**What is expected:**
Locate the word "page" in the data below, then copy every line that holds it.

-- Start Data --

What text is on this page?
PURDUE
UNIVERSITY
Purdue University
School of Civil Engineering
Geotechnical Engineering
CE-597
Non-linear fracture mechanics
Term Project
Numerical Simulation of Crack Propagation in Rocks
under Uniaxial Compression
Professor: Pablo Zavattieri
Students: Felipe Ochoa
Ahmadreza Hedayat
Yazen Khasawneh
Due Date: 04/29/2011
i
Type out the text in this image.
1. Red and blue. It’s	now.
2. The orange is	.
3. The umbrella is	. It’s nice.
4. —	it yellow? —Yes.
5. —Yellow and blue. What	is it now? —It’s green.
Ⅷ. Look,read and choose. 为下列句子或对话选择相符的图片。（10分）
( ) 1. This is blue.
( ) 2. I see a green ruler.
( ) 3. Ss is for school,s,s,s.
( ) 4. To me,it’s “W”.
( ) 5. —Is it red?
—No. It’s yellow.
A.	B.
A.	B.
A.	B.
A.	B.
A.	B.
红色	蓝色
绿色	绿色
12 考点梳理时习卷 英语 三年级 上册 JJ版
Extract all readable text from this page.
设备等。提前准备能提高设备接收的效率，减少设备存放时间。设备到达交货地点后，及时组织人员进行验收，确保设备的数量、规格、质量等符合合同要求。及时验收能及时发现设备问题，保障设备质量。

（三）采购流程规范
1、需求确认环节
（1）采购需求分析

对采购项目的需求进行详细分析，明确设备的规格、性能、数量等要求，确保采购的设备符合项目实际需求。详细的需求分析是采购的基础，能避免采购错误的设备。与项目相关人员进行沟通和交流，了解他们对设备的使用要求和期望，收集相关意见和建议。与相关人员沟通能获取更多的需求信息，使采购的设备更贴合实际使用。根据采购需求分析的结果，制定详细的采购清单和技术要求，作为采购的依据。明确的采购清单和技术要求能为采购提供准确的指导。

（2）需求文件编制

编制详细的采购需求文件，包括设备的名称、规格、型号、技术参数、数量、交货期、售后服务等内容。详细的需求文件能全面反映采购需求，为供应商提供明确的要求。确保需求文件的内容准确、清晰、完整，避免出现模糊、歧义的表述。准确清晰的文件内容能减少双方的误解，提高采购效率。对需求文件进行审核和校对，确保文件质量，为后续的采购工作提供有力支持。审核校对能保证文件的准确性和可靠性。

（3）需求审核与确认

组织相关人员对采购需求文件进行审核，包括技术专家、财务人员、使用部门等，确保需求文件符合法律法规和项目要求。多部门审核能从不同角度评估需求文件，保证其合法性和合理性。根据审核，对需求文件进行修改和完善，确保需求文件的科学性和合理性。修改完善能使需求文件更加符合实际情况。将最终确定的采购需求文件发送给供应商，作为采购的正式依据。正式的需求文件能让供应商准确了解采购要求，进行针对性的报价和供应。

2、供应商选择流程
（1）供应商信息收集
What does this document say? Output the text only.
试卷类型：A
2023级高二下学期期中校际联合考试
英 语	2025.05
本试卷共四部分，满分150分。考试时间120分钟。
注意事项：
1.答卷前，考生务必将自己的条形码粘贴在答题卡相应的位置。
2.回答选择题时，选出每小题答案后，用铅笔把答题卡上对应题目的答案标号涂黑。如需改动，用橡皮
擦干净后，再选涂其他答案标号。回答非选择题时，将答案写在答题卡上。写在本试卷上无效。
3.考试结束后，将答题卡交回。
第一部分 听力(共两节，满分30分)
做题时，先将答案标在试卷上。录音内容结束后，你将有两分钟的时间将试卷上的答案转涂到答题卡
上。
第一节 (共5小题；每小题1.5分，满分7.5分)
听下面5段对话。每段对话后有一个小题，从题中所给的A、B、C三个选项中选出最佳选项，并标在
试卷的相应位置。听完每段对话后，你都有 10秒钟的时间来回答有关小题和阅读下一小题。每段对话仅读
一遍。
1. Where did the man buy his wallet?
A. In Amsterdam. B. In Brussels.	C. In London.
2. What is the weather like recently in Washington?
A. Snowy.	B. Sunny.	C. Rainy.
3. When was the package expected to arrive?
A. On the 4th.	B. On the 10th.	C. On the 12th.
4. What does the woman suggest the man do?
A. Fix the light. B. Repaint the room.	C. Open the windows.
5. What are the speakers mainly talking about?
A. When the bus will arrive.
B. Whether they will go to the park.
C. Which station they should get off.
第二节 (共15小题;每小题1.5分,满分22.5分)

-- End Data --

**Task result:**
What text is on this page?
Extract all readable text from this page.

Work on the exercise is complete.